* _WORK TASK_
Reproduce all entries precisely, down to the last character.

------------------------------

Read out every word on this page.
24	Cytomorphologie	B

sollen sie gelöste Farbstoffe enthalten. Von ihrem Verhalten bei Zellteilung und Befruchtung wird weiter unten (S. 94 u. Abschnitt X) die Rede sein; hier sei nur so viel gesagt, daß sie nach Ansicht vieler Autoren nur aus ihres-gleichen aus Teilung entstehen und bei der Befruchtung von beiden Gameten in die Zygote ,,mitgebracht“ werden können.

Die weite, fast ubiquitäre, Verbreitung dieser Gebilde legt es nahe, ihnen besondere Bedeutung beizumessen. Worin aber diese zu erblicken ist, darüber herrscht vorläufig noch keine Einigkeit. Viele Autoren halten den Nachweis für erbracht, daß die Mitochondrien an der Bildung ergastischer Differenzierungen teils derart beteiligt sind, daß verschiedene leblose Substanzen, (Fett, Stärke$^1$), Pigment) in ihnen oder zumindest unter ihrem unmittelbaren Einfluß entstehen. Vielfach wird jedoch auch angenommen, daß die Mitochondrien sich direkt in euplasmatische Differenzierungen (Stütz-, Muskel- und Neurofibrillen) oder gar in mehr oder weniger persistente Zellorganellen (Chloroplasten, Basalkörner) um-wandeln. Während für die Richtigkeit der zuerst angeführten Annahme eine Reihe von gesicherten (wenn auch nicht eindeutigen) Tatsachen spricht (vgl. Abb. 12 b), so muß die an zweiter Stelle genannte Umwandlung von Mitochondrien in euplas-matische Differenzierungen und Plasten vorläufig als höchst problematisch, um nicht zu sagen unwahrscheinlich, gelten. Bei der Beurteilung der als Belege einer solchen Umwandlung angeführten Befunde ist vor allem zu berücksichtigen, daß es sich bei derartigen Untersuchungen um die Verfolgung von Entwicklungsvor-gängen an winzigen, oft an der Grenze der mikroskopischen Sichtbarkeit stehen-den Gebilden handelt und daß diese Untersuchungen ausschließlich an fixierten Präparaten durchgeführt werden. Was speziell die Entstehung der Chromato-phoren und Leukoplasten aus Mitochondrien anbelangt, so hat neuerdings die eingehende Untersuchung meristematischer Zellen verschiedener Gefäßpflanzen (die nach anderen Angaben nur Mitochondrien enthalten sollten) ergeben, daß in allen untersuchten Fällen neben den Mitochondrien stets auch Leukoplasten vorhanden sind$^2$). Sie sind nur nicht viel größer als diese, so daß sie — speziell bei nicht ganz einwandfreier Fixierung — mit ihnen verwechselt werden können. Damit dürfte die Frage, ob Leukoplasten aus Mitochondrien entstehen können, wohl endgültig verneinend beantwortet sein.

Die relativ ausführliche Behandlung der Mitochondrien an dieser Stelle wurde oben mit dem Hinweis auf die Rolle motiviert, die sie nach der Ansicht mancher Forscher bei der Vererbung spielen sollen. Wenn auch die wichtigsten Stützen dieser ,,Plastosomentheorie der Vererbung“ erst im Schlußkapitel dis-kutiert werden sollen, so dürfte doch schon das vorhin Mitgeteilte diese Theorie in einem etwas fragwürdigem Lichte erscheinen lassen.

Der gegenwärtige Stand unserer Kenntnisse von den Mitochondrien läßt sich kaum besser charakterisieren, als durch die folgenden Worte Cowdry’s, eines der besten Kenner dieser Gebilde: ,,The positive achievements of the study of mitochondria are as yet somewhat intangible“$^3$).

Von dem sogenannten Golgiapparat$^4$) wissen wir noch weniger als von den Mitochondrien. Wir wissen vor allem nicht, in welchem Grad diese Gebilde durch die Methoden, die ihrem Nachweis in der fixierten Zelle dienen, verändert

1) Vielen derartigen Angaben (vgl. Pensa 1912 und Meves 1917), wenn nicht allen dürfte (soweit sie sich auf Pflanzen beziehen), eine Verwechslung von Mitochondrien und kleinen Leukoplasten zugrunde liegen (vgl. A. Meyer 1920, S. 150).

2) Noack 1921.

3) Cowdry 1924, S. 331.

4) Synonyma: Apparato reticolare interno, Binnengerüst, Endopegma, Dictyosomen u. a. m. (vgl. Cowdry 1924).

------------------------------

* _RESULT BELOW_
Read out every word on this page.
24	Cytomorphologie	B

sollen sie gelöste Farbstoffe enthalten. Von ihrem Verhalten bei Zellteilung und Befruchtung wird weiter unten (S. 94 u. Abschnitt X) die Rede sein; hier sei nur so viel gesagt, daß sie nach Ansicht vieler Autoren nur aus ihres-gleichen aus Teilung entstehen und bei der Befruchtung von beiden Gameten in die Zygote ,,mitgebracht“ werden können.

Die weite, fast ubiquitäre, Verbreitung dieser Gebilde legt es nahe, ihnen besondere Bedeutung beizumessen. Worin aber diese zu erblicken ist, darüber herrscht vorläufig noch keine Einigkeit. Viele Autoren halten den Nachweis für erbracht, daß die Mitochondrien an der Bildung ergastischer Differenzierungen teils derart beteiligt sind, daß verschiedene leblose Substanzen, (Fett, Stärke$^1$), Pigment) in ihnen oder zumindest unter ihrem unmittelbaren Einfluß entstehen. Vielfach wird jedoch auch angenommen, daß die Mitochondrien sich direkt in euplasmatische Differenzierungen (Stütz-, Muskel- und Neurofibrillen) oder gar in mehr oder weniger persistente Zellorganellen (Chloroplasten, Basalkörner) um-wandeln. Während für die Richtigkeit der zuerst angeführten Annahme eine Reihe von gesicherten (wenn auch nicht eindeutigen) Tatsachen spricht (vgl. Abb. 12 b), so muß die an zweiter Stelle genannte Umwandlung von Mitochondrien in euplas-matische Differenzierungen und Plasten vorläufig als höchst problematisch, um nicht zu sagen unwahrscheinlich, gelten. Bei der Beurteilung der als Belege einer solchen Umwandlung angeführten Befunde ist vor allem zu berücksichtigen, daß es sich bei derartigen Untersuchungen um die Verfolgung von Entwicklungsvor-gängen an winzigen, oft an der Grenze der mikroskopischen Sichtbarkeit stehen-den Gebilden handelt und daß diese Untersuchungen ausschließlich an fixierten Präparaten durchgeführt werden. Was speziell die Entstehung der Chromato-phoren und Leukoplasten aus Mitochondrien anbelangt, so hat neuerdings die eingehende Untersuchung meristematischer Zellen verschiedener Gefäßpflanzen (die nach anderen Angaben nur Mitochondrien enthalten sollten) ergeben, daß in allen untersuchten Fällen neben den Mitochondrien stets auch Leukoplasten vorhanden sind$^2$). Sie sind nur nicht viel größer als diese, so daß sie — speziell bei nicht ganz einwandfreier Fixierung — mit ihnen verwechselt werden können. Damit dürfte die Frage, ob Leukoplasten aus Mitochondrien entstehen können, wohl endgültig verneinend beantwortet sein.

Die relativ ausführliche Behandlung der Mitochondrien an dieser Stelle wurde oben mit dem Hinweis auf die Rolle motiviert, die sie nach der Ansicht mancher Forscher bei der Vererbung spielen sollen. Wenn auch die wichtigsten Stützen dieser ,,Plastosomentheorie der Vererbung“ erst im Schlußkapitel dis-kutiert werden sollen, so dürfte doch schon das vorhin Mitgeteilte diese Theorie in einem etwas fragwürdigem Lichte erscheinen lassen.

Der gegenwärtige Stand unserer Kenntnisse von den Mitochondrien läßt sich kaum besser charakterisieren, als durch die folgenden Worte Cowdry’s, eines der besten Kenner dieser Gebilde: ,,The positive achievements of the study of mitochondria are as yet somewhat intangible“$^3$).

Von dem sogenannten Golgiapparat$^4$) wissen wir noch weniger als von den Mitochondrien. Wir wissen vor allem nicht, in welchem Grad diese Gebilde durch die Methoden, die ihrem Nachweis in der fixierten Zelle dienen, verändert

1) Vielen derartigen Angaben (vgl. Pensa 1912 und Meves 1917), wenn nicht allen dürfte (soweit sie sich auf Pflanzen beziehen), eine Verwechslung von Mitochondrien und kleinen Leukoplasten zugrunde liegen (vgl. A. Meyer 1920, S. 150).

2) Noack 1921.

3) Cowdry 1924, S. 331.

4) Synonyma: Apparato reticolare interno, Binnengerüst, Endopegma, Dictyosomen u. a. m. (vgl. Cowdry 1924).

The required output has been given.